Given task — Reproduce every record below exactly as written, but leave out any pictures.

[Recorded data]

(begin)

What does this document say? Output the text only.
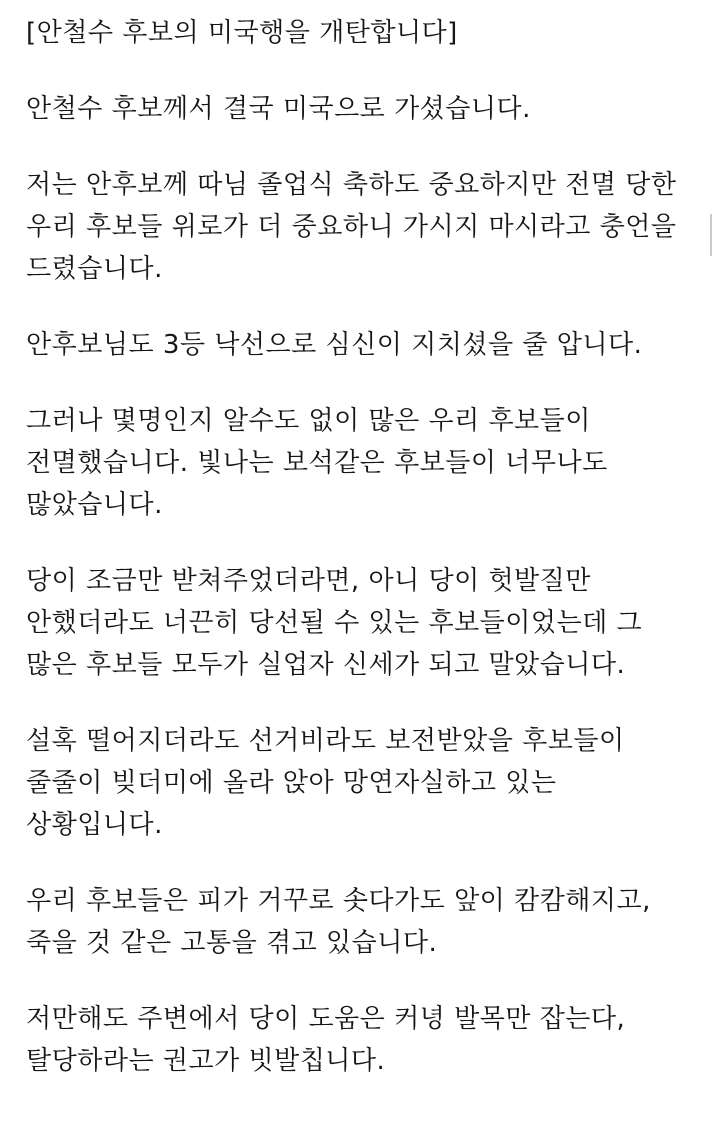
[안철수 후보의 미국행을 개탄합니다]
안철수 후보께서 결국 미국으로 가셨습니다.
저는 안후보께 따님 졸업식 축하도 중요하지만 전멸 당한
우리 후보들 위로가 더 중요하니 가시지 마시라고 충언을
드렸습니다.
안후보님도 3등 낙선으로 심신이 지치셨을 줄 압니다.
그러나 몇명인지 알수도 없이 많은 우리 후보들이
전멸했습니다. 빛나는 보석같은 후보들이 너무나도
많았습니다.
당이 조금만 받쳐주었더라면, 아니 당이 헛발질만
안했더라도 너끈히 당선될 수 있는 후보들이었는데 그
많은 후보들 모두가 실업자 신세가 되고 말았습니다.
설혹 떨어지더라도 선거비라도 보전받았을 후보들이
줄줄이 빚더미에 올라 앉아 망연자실하고 있는
상황입니다.
우리 후보들은 피가 거꾸로 솟다가도 앞이 캄캄해지고,
죽을 것 같은 고통을 겪고 있습니다.
저만해도 주변에서 당이 도움은 커녕 발목만 잡는다,
탈당하라는 권고가 빗발칩니다.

(end)

Correct response —
What does this document say? Output the text only.
[안철수 후보의 미국행을 개탄합니다]
안철수 후보께서 결국 미국으로 가셨습니다.
저는 안후보께 따님 졸업식 축하도 중요하지만 전멸 당한
우리 후보들 위로가 더 중요하니 가시지 마시라고 충언을
드렸습니다.
안후보님도 3등 낙선으로 심신이 지치셨을 줄 압니다.
그러나 몇명인지 알수도 없이 많은 우리 후보들이
전멸했습니다. 빛나는 보석같은 후보들이 너무나도
많았습니다.
당이 조금만 받쳐주었더라면, 아니 당이 헛발질만
안했더라도 너끈히 당선될 수 있는 후보들이었는데 그
많은 후보들 모두가 실업자 신세가 되고 말았습니다.
설혹 떨어지더라도 선거비라도 보전받았을 후보들이
줄줄이 빚더미에 올라 앉아 망연자실하고 있는
상황입니다.
우리 후보들은 피가 거꾸로 솟다가도 앞이 캄캄해지고,
죽을 것 같은 고통을 겪고 있습니다.
저만해도 주변에서 당이 도움은 커녕 발목만 잡는다,
탈당하라는 권고가 빗발칩니다.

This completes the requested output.